### TASK TO CARRY OUT
Copy out all the lines where "establecen" shows up.

-----

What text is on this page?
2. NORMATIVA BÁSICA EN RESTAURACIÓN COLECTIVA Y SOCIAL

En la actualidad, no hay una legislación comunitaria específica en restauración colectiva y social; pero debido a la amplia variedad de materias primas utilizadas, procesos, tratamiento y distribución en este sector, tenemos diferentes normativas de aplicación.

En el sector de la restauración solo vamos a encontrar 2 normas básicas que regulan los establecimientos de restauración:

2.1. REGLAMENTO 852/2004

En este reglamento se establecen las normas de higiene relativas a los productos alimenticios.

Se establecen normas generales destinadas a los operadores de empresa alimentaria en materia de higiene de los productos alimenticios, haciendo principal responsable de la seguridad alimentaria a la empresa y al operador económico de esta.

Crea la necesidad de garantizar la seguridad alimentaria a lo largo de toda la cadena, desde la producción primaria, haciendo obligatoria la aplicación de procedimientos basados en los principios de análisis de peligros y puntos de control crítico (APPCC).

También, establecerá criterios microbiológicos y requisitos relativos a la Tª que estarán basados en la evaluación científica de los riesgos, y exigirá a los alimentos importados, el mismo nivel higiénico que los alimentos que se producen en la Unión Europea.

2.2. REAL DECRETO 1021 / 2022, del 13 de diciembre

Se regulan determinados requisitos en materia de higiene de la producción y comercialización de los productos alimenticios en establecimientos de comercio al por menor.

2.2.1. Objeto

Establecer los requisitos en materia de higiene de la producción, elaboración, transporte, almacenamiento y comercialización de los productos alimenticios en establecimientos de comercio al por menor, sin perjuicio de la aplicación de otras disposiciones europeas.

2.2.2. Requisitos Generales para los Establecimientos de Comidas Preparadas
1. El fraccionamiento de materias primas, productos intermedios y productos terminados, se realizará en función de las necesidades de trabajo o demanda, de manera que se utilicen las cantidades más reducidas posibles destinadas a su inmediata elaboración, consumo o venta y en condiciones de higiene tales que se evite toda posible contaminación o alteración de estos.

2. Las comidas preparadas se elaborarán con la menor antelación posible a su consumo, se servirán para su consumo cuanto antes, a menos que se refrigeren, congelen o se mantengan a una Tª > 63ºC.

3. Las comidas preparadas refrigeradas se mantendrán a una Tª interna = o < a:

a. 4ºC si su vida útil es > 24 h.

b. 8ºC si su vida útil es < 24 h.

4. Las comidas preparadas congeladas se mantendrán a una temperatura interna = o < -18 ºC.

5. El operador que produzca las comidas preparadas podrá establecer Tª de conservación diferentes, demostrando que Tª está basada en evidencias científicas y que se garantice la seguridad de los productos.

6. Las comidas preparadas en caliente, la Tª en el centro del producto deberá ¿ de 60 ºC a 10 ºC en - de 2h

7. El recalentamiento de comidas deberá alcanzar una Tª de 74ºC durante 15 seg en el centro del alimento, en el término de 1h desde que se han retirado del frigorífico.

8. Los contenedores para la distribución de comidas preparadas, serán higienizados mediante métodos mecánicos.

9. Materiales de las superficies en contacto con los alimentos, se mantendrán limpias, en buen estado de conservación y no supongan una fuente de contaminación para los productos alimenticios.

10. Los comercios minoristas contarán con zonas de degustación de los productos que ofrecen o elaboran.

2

-----

### FINAL RESULT
En este reglamento se establecen las normas de higiene relativas a los productos alimenticios.
Se establecen normas generales destinadas a los operadores de empresa alimentaria en materia de higiene de los productos alimenticios, haciendo principal responsable de la seguridad alimentaria a la empresa y al operador económico de esta.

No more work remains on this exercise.